• **Directions**
Find the lines that hold the word "name" and return them.

• **Records to process**
Start
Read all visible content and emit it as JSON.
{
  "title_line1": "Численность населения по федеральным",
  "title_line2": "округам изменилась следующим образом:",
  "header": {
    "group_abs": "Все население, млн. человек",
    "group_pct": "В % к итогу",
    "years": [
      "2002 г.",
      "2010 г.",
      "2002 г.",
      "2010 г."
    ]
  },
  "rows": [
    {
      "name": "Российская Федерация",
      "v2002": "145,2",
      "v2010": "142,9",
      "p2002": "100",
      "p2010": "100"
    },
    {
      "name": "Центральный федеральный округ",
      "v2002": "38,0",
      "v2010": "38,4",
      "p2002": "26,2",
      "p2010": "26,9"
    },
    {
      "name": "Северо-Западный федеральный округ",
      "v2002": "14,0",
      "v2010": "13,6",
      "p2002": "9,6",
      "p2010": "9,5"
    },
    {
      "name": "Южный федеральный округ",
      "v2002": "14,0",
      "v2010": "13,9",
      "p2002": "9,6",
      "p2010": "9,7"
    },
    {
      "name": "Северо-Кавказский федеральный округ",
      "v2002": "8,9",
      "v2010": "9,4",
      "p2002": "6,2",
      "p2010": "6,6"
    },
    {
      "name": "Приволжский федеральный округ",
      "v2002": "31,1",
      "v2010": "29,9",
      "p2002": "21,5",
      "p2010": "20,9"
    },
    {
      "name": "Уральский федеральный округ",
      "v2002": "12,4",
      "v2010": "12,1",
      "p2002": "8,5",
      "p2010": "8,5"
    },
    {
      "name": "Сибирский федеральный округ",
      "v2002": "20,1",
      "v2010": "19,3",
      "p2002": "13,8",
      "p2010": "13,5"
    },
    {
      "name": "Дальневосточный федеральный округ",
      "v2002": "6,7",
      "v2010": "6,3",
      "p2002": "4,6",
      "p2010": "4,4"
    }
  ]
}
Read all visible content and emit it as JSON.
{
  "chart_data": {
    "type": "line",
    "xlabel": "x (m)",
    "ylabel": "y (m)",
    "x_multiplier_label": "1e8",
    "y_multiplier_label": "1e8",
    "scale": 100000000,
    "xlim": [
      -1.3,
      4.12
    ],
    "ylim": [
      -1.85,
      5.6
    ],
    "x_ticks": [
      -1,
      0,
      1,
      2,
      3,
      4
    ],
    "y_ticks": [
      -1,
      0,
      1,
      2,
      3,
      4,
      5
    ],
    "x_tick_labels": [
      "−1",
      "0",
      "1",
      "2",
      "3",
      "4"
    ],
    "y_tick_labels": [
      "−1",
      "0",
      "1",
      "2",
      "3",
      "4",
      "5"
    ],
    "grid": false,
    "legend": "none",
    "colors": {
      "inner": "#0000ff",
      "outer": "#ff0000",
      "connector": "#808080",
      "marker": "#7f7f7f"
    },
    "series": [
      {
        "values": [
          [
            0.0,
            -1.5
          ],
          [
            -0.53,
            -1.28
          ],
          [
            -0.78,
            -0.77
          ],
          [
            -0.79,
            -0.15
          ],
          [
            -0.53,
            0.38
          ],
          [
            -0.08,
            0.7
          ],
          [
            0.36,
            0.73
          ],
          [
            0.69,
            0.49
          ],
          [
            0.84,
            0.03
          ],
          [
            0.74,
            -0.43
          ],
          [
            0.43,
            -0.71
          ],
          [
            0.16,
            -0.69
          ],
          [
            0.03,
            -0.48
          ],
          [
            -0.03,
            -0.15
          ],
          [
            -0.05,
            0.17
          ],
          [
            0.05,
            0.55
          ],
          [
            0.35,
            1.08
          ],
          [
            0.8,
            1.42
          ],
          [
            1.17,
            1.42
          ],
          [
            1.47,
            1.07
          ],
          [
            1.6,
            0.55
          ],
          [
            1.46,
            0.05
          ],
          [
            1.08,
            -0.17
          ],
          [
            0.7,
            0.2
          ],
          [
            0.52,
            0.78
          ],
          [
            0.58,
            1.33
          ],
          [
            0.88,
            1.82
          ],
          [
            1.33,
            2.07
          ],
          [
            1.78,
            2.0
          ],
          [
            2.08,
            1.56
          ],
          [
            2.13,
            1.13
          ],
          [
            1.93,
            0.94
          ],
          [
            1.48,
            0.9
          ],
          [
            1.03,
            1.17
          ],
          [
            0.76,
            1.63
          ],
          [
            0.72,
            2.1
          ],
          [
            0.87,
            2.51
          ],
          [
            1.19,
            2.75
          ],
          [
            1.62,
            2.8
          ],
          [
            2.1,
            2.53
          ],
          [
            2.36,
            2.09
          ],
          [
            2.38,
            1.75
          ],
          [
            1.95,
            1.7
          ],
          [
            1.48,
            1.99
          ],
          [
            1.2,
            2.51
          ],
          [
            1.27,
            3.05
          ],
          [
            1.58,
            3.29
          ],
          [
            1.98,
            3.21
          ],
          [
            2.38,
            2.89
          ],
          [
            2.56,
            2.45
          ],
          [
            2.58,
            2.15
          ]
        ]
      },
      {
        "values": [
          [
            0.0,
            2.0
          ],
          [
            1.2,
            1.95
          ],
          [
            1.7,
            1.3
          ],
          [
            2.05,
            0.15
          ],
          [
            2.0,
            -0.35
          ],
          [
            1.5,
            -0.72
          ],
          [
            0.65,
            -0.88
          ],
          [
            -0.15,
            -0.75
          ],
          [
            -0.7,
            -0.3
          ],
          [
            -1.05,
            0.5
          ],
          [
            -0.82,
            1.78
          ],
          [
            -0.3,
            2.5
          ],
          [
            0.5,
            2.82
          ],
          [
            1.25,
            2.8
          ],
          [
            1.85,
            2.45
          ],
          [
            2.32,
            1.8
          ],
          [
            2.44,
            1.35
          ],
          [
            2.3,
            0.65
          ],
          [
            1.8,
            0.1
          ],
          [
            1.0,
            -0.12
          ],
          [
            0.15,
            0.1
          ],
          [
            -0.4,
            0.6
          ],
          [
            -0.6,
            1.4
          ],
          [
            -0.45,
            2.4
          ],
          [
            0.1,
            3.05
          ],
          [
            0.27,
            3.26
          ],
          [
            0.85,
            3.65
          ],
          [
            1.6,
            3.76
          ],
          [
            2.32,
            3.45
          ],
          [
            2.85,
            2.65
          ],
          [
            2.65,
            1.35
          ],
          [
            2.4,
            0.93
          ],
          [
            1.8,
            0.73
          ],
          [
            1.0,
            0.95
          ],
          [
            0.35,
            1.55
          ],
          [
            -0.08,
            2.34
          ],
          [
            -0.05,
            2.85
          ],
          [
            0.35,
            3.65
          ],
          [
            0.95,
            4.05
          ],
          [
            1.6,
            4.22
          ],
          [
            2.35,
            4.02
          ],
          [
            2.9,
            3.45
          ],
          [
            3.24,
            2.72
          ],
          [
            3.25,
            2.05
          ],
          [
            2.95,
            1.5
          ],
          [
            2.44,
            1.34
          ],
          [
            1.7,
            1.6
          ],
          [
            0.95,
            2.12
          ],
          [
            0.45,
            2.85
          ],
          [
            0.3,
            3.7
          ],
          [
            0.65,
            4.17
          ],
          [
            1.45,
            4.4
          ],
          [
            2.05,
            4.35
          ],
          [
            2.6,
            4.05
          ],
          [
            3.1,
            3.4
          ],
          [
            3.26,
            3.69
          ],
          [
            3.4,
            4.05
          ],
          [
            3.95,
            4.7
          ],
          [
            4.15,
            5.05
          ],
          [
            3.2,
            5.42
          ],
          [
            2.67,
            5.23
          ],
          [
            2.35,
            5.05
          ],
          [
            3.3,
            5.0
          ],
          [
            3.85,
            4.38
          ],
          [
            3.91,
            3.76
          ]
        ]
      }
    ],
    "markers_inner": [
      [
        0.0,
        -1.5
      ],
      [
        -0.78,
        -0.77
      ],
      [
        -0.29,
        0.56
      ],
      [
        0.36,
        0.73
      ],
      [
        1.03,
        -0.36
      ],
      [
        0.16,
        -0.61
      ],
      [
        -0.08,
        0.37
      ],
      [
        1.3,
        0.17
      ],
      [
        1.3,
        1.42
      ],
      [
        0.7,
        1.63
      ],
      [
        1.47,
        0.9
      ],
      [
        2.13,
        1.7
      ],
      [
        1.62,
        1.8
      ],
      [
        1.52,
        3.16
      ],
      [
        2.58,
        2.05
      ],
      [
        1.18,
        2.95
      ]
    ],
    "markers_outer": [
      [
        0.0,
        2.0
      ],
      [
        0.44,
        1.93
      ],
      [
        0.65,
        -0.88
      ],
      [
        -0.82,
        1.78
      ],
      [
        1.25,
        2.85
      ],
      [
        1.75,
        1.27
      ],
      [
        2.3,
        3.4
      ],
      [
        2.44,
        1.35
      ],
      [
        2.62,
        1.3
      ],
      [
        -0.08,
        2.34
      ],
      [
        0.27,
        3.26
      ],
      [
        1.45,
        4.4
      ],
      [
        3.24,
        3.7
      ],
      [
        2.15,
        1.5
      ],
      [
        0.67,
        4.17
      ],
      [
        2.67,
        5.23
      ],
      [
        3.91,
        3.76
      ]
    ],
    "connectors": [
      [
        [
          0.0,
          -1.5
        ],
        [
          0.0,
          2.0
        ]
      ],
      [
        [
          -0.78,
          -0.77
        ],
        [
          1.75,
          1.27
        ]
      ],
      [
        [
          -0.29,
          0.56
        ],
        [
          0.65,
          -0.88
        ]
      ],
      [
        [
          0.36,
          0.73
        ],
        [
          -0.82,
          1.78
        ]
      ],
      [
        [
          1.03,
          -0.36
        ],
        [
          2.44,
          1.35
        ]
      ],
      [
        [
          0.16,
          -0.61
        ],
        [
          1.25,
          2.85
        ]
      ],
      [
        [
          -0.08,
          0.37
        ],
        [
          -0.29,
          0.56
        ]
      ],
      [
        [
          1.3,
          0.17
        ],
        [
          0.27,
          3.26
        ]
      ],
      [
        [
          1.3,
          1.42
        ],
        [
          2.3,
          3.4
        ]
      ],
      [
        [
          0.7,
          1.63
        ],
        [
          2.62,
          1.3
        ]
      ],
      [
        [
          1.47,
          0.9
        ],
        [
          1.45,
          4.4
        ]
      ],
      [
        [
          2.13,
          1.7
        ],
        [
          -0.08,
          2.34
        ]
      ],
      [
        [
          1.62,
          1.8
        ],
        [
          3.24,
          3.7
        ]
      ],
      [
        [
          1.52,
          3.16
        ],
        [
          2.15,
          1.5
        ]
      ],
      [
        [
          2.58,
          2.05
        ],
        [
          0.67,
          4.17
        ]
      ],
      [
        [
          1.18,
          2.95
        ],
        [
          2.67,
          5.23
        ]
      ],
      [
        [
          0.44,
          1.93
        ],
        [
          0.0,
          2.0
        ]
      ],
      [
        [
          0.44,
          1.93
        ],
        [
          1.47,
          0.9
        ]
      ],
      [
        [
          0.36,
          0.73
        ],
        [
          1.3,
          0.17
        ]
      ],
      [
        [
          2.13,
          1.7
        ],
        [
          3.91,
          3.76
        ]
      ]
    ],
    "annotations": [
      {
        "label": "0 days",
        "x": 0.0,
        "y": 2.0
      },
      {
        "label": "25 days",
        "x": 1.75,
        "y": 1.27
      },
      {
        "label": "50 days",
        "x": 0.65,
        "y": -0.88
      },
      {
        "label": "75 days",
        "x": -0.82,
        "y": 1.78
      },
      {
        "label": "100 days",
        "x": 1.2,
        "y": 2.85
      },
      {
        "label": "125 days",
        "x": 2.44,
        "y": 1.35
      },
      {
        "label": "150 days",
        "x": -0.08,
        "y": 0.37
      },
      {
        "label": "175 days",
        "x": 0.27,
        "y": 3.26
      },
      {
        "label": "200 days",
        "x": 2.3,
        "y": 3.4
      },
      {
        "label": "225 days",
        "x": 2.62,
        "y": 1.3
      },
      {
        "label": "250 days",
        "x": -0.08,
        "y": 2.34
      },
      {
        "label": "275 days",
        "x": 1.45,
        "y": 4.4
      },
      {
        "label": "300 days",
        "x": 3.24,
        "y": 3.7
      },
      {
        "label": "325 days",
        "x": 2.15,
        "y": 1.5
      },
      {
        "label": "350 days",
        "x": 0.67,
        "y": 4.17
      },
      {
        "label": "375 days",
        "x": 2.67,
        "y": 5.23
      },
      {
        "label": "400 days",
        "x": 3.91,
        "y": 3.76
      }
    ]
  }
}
End
• **In response**
      "name": "Российская Федерация",
      "name": "Центральный федеральный округ",
      "name": "Северо-Западный федеральный округ",
      "name": "Южный федеральный округ",
      "name": "Северо-Кавказский федеральный округ",
      "name": "Приволжский федеральный округ",
      "name": "Уральский федеральный округ",
      "name": "Сибирский федеральный округ",
      "name": "Дальневосточный федеральный округ",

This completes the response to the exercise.